---------- EXCERPTED RECORDS

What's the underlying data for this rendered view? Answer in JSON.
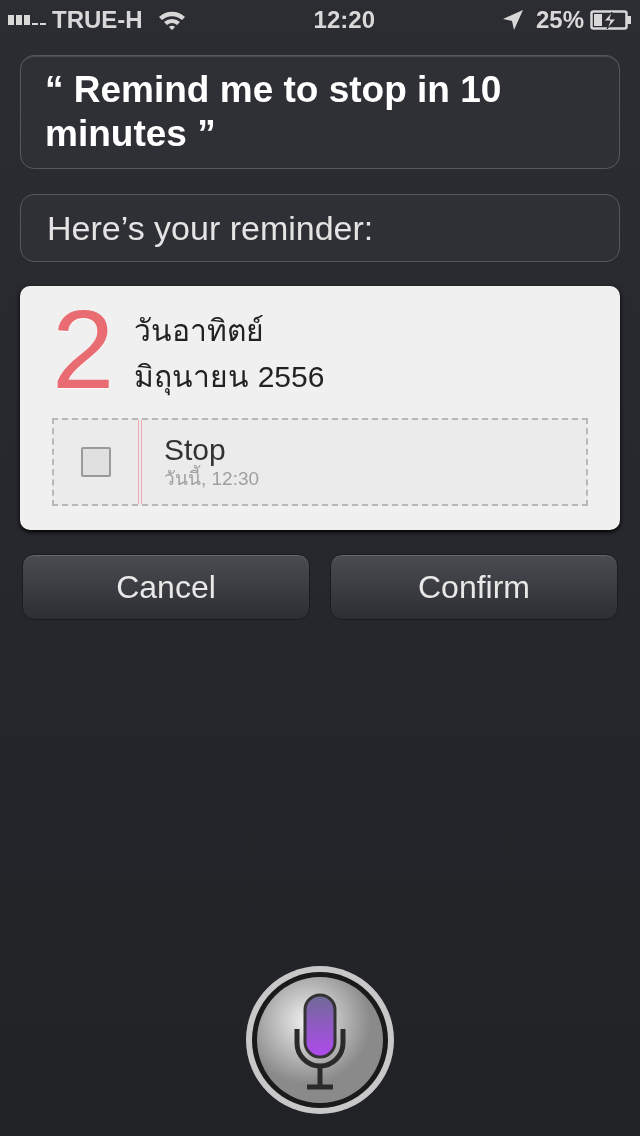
{
  "status_bar": {
    "carrier": "TRUE-H",
    "time": "12:20",
    "battery": "25%",
    "charging": true
  },
  "user_bubble": {
    "text": "“ Remind me to stop in 10 minutes ”"
  },
  "reply_bubble": {
    "text": "Here’s your reminder:"
  },
  "reminder_card": {
    "day_number": "2",
    "weekday": "วันอาทิตย์",
    "month_year": "มิถุนายน 2556",
    "tasks": [
      {
        "title": "Stop",
        "due": "วันนี้, 12:30",
        "checked": false
      }
    ]
  },
  "buttons": [
    {
      "label": "Cancel"
    },
    {
      "label": "Confirm"
    }
  ]
}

--------------------

OBJECTIVE:
Quote every record above exactly, omitting any pictures they contain.

EXERCISE RESULT:
What's the underlying data for this rendered view? Answer in JSON.
{
  "status_bar": {
    "carrier": "TRUE-H",
    "time": "12:20",
    "battery": "25%",
    "charging": true
  },
  "user_bubble": {
    "text": "“ Remind me to stop in 10 minutes ”"
  },
  "reply_bubble": {
    "text": "Here’s your reminder:"
  },
  "reminder_card": {
    "day_number": "2",
    "weekday": "วันอาทิตย์",
    "month_year": "มิถุนายน 2556",
    "tasks": [
      {
        "title": "Stop",
        "due": "วันนี้, 12:30",
        "checked": false
      }
    ]
  },
  "buttons": [
    {
      "label": "Cancel"
    },
    {
      "label": "Confirm"
    }
  ]
}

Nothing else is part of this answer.